Exercise prompt:
Copy each line where the word "color" occurs.

## Begin

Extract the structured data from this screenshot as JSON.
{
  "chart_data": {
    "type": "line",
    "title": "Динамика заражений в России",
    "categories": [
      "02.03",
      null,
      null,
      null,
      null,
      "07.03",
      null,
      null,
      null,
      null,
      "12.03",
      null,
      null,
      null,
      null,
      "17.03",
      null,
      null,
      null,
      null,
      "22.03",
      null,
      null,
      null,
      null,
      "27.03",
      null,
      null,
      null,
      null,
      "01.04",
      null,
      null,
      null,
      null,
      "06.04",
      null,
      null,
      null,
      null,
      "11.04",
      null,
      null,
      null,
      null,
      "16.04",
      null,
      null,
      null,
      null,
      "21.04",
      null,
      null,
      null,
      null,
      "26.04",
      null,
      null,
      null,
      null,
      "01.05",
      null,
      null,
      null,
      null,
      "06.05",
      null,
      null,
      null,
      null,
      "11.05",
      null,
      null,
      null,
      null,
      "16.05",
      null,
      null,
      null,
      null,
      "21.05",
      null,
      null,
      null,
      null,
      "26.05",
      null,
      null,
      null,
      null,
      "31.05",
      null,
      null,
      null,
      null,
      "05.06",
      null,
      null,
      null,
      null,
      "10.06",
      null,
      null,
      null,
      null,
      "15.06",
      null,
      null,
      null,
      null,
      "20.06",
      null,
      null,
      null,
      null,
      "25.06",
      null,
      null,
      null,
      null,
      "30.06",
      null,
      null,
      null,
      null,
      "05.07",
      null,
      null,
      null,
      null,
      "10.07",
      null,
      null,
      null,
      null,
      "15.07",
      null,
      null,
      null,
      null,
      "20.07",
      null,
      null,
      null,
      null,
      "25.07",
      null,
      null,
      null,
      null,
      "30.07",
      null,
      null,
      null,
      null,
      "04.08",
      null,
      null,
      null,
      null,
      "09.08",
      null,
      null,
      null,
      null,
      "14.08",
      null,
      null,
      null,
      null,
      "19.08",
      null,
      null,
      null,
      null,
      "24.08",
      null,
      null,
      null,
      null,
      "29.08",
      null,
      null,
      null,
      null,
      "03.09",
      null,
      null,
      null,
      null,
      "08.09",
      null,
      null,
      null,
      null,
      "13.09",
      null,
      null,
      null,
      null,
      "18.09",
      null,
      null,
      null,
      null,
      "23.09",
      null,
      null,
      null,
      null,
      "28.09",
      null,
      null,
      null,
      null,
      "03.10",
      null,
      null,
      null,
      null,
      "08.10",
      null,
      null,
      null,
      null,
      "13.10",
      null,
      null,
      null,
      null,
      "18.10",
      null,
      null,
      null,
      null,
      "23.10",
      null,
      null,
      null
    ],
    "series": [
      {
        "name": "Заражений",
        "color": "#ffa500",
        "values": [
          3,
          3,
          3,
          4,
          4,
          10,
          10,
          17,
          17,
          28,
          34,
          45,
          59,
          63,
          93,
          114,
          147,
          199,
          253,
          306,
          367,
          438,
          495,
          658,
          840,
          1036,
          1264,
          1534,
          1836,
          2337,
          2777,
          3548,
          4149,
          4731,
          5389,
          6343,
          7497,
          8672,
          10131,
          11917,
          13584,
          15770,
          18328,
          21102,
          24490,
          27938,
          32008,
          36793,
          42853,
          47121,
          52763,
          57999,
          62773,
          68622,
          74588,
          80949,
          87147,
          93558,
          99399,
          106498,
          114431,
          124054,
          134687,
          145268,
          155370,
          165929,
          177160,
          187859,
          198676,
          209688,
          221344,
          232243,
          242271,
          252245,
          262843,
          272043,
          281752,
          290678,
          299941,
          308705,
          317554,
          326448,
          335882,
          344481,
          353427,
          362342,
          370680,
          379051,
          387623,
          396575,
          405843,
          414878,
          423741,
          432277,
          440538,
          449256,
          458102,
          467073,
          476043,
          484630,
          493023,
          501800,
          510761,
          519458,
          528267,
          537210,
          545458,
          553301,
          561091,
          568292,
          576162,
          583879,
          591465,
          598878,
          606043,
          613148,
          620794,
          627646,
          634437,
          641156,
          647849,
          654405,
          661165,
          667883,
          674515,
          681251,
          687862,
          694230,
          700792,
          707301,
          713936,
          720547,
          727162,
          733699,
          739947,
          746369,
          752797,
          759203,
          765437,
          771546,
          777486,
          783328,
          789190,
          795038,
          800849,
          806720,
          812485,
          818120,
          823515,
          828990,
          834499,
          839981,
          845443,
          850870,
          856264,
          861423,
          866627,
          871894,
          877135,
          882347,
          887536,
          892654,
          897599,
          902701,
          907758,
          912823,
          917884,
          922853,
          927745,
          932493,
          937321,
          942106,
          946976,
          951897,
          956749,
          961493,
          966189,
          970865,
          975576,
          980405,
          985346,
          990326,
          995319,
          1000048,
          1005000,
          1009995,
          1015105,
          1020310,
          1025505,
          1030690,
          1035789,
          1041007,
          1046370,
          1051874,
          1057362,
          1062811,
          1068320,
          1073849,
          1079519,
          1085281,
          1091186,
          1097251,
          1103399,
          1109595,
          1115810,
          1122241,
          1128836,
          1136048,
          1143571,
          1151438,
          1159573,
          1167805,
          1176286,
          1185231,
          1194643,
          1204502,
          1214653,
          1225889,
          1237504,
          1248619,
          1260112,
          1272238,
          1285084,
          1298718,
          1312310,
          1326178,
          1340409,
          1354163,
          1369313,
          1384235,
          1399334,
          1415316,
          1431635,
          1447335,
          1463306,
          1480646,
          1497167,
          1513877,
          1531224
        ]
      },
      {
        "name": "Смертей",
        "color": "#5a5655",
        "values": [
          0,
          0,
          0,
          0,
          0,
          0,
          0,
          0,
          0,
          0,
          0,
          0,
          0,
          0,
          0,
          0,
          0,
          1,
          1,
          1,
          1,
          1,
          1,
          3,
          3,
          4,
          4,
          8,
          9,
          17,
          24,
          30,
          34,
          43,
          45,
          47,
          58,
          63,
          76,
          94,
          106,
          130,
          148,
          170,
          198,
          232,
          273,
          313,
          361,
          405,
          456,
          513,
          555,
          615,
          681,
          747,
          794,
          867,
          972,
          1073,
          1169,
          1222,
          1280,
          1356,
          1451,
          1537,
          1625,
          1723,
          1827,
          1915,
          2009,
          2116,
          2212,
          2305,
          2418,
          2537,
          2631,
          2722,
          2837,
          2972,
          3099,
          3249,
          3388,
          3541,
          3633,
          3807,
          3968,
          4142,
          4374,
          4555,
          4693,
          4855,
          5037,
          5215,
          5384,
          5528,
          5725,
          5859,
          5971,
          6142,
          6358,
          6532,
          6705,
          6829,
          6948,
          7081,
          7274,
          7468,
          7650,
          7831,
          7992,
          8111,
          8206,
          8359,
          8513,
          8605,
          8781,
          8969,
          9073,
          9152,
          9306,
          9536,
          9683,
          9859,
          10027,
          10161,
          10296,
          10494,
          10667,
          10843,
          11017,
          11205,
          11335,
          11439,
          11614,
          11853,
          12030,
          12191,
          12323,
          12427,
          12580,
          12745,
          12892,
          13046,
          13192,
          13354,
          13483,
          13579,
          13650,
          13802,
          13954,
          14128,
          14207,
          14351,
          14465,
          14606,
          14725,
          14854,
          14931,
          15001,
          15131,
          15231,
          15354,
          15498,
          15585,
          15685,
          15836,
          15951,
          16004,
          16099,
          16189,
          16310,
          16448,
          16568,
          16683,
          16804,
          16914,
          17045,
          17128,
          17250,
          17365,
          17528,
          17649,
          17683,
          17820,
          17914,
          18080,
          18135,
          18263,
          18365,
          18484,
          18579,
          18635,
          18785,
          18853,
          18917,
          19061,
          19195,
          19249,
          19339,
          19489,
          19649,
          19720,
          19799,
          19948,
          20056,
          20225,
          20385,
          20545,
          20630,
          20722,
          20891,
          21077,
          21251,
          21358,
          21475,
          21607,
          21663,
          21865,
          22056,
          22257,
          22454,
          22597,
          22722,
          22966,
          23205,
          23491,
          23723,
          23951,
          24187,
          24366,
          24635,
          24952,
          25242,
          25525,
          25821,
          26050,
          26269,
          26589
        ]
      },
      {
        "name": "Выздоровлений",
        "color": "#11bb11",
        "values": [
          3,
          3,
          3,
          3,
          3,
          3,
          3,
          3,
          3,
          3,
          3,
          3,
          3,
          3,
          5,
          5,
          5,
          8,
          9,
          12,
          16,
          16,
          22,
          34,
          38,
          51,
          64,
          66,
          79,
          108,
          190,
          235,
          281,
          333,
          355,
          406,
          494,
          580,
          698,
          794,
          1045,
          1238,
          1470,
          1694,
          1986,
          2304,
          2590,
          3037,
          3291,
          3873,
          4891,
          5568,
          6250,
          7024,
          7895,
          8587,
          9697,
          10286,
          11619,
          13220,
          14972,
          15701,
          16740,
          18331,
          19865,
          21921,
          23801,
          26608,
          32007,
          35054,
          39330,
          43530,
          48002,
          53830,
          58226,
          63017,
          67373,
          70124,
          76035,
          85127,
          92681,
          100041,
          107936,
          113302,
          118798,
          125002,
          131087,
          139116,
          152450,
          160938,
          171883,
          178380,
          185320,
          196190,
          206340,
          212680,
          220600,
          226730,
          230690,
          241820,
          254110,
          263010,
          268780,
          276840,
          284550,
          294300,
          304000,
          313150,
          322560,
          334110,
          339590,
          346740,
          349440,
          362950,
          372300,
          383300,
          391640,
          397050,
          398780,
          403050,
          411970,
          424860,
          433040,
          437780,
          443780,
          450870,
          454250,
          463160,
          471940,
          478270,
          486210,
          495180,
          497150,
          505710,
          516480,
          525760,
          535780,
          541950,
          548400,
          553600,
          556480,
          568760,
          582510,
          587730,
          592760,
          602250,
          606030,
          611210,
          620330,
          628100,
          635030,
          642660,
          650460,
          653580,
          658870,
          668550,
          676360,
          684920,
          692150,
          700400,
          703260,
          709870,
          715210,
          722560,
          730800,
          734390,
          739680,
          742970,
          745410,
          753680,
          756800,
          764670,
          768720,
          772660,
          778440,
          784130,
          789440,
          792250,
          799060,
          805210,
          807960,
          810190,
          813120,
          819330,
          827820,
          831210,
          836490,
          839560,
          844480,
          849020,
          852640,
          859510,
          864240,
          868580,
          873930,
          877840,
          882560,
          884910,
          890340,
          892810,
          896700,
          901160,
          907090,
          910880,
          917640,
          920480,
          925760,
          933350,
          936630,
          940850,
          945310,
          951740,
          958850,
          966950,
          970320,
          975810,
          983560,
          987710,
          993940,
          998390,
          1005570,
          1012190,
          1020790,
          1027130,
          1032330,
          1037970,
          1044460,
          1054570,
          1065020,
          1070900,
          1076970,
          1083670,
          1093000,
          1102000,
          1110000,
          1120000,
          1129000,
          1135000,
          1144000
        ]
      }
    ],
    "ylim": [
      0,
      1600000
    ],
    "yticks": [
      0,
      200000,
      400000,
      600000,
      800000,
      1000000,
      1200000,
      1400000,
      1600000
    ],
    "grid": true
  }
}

## End

Answer to the problem:
        "color": "#ffa500",
        "color": "#5a5655",
        "color": "#11bb11",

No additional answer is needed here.